Every line of the material below must be repeated exactly.

Begin

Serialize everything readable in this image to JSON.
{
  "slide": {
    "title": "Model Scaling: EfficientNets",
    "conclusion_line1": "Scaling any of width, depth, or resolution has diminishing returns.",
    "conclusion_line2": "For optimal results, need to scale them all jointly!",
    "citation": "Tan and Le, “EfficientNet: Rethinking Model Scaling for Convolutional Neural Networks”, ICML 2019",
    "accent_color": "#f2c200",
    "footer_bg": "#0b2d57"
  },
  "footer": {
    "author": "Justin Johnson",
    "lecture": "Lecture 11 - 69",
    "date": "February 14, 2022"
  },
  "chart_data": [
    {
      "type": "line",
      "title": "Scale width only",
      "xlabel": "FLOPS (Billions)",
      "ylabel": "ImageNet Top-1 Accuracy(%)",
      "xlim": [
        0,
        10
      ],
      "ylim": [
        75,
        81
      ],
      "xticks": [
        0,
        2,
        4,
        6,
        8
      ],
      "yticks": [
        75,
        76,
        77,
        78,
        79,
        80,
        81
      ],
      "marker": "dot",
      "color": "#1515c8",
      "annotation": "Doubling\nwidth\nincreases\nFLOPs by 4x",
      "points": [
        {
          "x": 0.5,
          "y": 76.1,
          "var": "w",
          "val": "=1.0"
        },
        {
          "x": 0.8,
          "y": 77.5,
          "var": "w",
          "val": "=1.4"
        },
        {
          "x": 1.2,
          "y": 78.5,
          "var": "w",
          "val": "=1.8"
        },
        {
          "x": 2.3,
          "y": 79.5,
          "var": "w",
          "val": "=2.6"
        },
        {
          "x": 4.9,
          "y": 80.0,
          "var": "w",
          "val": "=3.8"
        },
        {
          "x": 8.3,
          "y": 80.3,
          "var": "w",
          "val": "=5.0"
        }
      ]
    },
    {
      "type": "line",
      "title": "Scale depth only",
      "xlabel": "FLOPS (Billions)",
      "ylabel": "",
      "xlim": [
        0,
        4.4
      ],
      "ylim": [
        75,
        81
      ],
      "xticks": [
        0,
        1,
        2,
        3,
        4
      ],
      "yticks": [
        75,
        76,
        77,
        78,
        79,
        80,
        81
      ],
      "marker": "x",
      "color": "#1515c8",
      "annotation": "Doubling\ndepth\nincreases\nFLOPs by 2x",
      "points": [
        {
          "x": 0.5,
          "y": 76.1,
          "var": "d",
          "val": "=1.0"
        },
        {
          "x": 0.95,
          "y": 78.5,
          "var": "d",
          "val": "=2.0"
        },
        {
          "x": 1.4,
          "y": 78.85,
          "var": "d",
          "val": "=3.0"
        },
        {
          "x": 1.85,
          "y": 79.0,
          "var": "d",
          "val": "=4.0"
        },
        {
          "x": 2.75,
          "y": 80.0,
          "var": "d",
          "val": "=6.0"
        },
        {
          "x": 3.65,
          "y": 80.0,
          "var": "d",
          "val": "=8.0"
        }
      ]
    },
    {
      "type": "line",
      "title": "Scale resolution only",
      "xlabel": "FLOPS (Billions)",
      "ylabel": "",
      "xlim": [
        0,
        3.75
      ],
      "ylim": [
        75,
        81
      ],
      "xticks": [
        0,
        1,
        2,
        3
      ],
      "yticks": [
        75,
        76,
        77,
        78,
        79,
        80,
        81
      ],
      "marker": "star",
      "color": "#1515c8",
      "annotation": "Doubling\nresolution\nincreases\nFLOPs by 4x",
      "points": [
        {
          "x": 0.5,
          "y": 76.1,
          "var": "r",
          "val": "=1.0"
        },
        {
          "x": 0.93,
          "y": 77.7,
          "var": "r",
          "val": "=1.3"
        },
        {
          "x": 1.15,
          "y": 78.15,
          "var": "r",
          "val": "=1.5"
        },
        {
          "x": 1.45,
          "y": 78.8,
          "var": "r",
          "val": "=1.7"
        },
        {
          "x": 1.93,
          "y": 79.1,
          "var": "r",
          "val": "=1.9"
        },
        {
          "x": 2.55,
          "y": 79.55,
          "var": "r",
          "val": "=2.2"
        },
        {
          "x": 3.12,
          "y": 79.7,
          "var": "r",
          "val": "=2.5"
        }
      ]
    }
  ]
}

End

§ **The solution**:
Serialize everything readable in this image to JSON.
{
  "slide": {
    "title": "Model Scaling: EfficientNets",
    "conclusion_line1": "Scaling any of width, depth, or resolution has diminishing returns.",
    "conclusion_line2": "For optimal results, need to scale them all jointly!",
    "citation": "Tan and Le, “EfficientNet: Rethinking Model Scaling for Convolutional Neural Networks”, ICML 2019",
    "accent_color": "#f2c200",
    "footer_bg": "#0b2d57"
  },
  "footer": {
    "author": "Justin Johnson",
    "lecture": "Lecture 11 - 69",
    "date": "February 14, 2022"
  },
  "chart_data": [
    {
      "type": "line",
      "title": "Scale width only",
      "xlabel": "FLOPS (Billions)",
      "ylabel": "ImageNet Top-1 Accuracy(%)",
      "xlim": [
        0,
        10
      ],
      "ylim": [
        75,
        81
      ],
      "xticks": [
        0,
        2,
        4,
        6,
        8
      ],
      "yticks": [
        75,
        76,
        77,
        78,
        79,
        80,
        81
      ],
      "marker": "dot",
      "color": "#1515c8",
      "annotation": "Doubling\nwidth\nincreases\nFLOPs by 4x",
      "points": [
        {
          "x": 0.5,
          "y": 76.1,
          "var": "w",
          "val": "=1.0"
        },
        {
          "x": 0.8,
          "y": 77.5,
          "var": "w",
          "val": "=1.4"
        },
        {
          "x": 1.2,
          "y": 78.5,
          "var": "w",
          "val": "=1.8"
        },
        {
          "x": 2.3,
          "y": 79.5,
          "var": "w",
          "val": "=2.6"
        },
        {
          "x": 4.9,
          "y": 80.0,
          "var": "w",
          "val": "=3.8"
        },
        {
          "x": 8.3,
          "y": 80.3,
          "var": "w",
          "val": "=5.0"
        }
      ]
    },
    {
      "type": "line",
      "title": "Scale depth only",
      "xlabel": "FLOPS (Billions)",
      "ylabel": "",
      "xlim": [
        0,
        4.4
      ],
      "ylim": [
        75,
        81
      ],
      "xticks": [
        0,
        1,
        2,
        3,
        4
      ],
      "yticks": [
        75,
        76,
        77,
        78,
        79,
        80,
        81
      ],
      "marker": "x",
      "color": "#1515c8",
      "annotation": "Doubling\ndepth\nincreases\nFLOPs by 2x",
      "points": [
        {
          "x": 0.5,
          "y": 76.1,
          "var": "d",
          "val": "=1.0"
        },
        {
          "x": 0.95,
          "y": 78.5,
          "var": "d",
          "val": "=2.0"
        },
        {
          "x": 1.4,
          "y": 78.85,
          "var": "d",
          "val": "=3.0"
        },
        {
          "x": 1.85,
          "y": 79.0,
          "var": "d",
          "val": "=4.0"
        },
        {
          "x": 2.75,
          "y": 80.0,
          "var": "d",
          "val": "=6.0"
        },
        {
          "x": 3.65,
          "y": 80.0,
          "var": "d",
          "val": "=8.0"
        }
      ]
    },
    {
      "type": "line",
      "title": "Scale resolution only",
      "xlabel": "FLOPS (Billions)",
      "ylabel": "",
      "xlim": [
        0,
        3.75
      ],
      "ylim": [
        75,
        81
      ],
      "xticks": [
        0,
        1,
        2,
        3
      ],
      "yticks": [
        75,
        76,
        77,
        78,
        79,
        80,
        81
      ],
      "marker": "star",
      "color": "#1515c8",
      "annotation": "Doubling\nresolution\nincreases\nFLOPs by 4x",
      "points": [
        {
          "x": 0.5,
          "y": 76.1,
          "var": "r",
          "val": "=1.0"
        },
        {
          "x": 0.93,
          "y": 77.7,
          "var": "r",
          "val": "=1.3"
        },
        {
          "x": 1.15,
          "y": 78.15,
          "var": "r",
          "val": "=1.5"
        },
        {
          "x": 1.45,
          "y": 78.8,
          "var": "r",
          "val": "=1.7"
        },
        {
          "x": 1.93,
          "y": 79.1,
          "var": "r",
          "val": "=1.9"
        },
        {
          "x": 2.55,
          "y": 79.55,
          "var": "r",
          "val": "=2.2"
        },
        {
          "x": 3.12,
          "y": 79.7,
          "var": "r",
          "val": "=2.5"
        }
      ]
    }
  ]
}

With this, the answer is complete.